*To do:*
1. Reproduce the passage of the college basketball column below, beginning at the words "- Book it: One" and stopping after "exercise in realism.".
2. Pick up the college basketball column below where it stops, and carry it forward.

*Text segment:*
- Book it: One of these eight teams will win it all. Plus thoughts on Kentucky's recent play and Gregg Marshall's future, and a ranking of the country's most underrated players.
Let’s cut to the chase, shall we?
How many realistic contending teams for natty? — Daniel Monnier (@z3rdTry)
Now this is what a Twitter question should look like: short, crisp, to the point and on point. The key word here is “realistic.” Yes, the NCAA tournament is full of limitless possibilities, but in the vast majority of cases, it is an exercise in realism.
If we look at a decent sample size—say, the last 15 years—we find that a team seeded below the 2 line won the title only four times. Syracuse (2003) and Florida (2006) were both three seeds. The other two belonged to UConn, which was a No. 3 in 2011 and a No. 7 in 2014. A No. 1 seed won the title 10 out of those 15 times, and a No. 2 seed, Villanova, won it last year.
So “realistically,” there are eight to 12 teams that can win this thing. I’ll do the manly thing and keep this exercise on the low side. That also gives me the chance to reprise one of my favorite now-defunct features that used to populate this space. Before he was All Futbol All the Time, my colleague Grant Wahl used to write an annual “Magic Eight” column in which he listed eight teams and guaranteed that one of them would win the title. After Grant went footsie on us, Luke Winn took over, for a little while. Luke had success his first few attempts but came up empty last season by leaving out Villanova. Luke, perhaps feeling a little chastened and gun shy, has generously bequeathed this responsibility to me this season. So I’m happy to pick up the loose eight ball.

*Source data:*
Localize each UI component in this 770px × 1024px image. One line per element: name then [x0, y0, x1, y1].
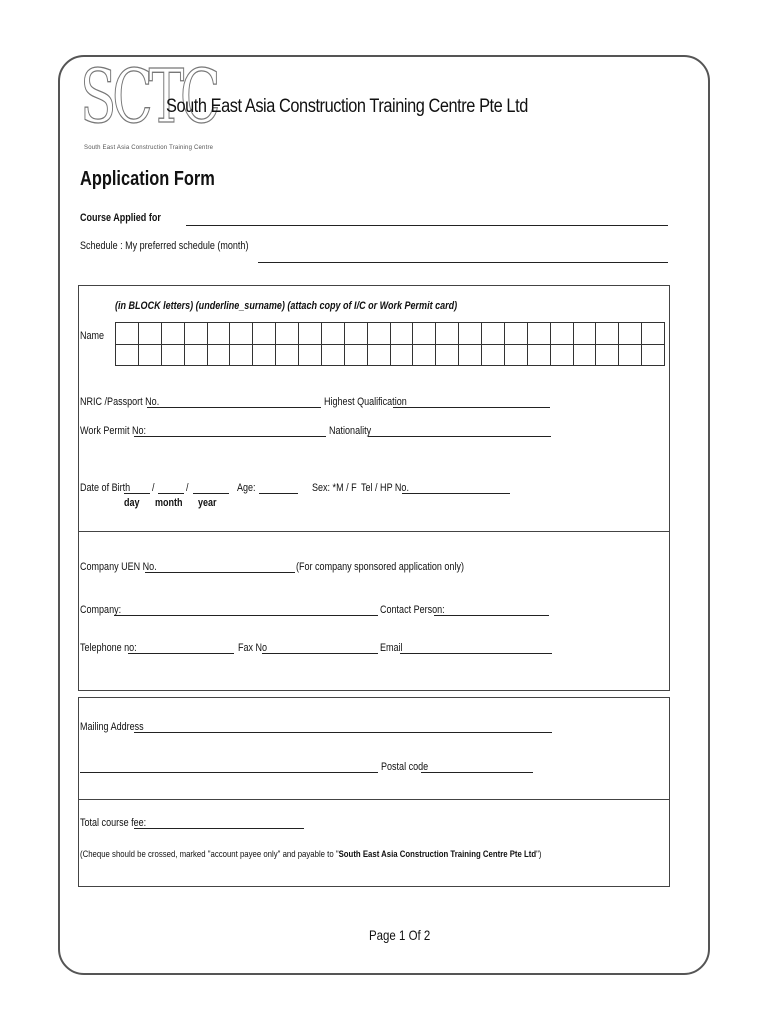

*Answers to the exercise:*
1.
- Book it: One of these eight teams will win it all. Plus thoughts on Kentucky's recent play and Gregg Marshall's future, and a ranking of the country's most underrated players.
Let’s cut to the chase, shall we?
How many realistic contending teams for natty? — Daniel Monnier (@z3rdTry)
Now this is what a Twitter question should look like: short, crisp, to the point and on point. The key word here is “realistic.” Yes, the NCAA tournament is full of limitless possibilities, but in the vast majority of cases, it is an exercise in realism.

2.
Part of the challenge is to leave out a team or two that most people would include, and try to find at least one sleeper. I will add another wrinkle by listing my teams in order of likelihood of winning the title. So with apologies to Grant and Luke, I herewith present my Magic Eight. If I get it wrong, you can blame them:
Sure, size and interior depth is a concern, but that is overcome by the Jayhawks’ stellar, veteran backcourt as well the emergence of freshman forward Josh Jackson as one of the most talented players in the country. More than anything, though, the Jayhawks have demonstrated championship mettle, time and time again. Frank Mason III, the consensus choice for national player of the year, simply will not let this team lose.
2. North Carolina
I’ve been skeptical of claims that this Tar Heels team is better than last year’s, given that last year’s team was a buzzer-beating three-pointer away from winning the title. But the Heels have two dynamic perimeter scorers in Joel Berry and Justin Jackson, they’re the best offensive rebounding team in the country, and the healthy return of Theo Pinson gives them a versatile glue guy that every championship team needs.
I believe the Bruins found their championship toughness when they were down by 19 points at home to Oregon. They came back and won that game and went on to triumph at Arizona last Saturday behind some actual defense and aggressive offensive rebounding. Plus, you know, Lonzo.
Some people saw the Zags’ home loss to BYU as further reason to doubt them. I saw it as further reason to bet on them. It takes away the pressure of being undefeated, and it gives them a chance to shore up their deficiencies. I also like that regardless of whether they are a 1 or a 2 seed, the Zags will be placed in the San Jose region.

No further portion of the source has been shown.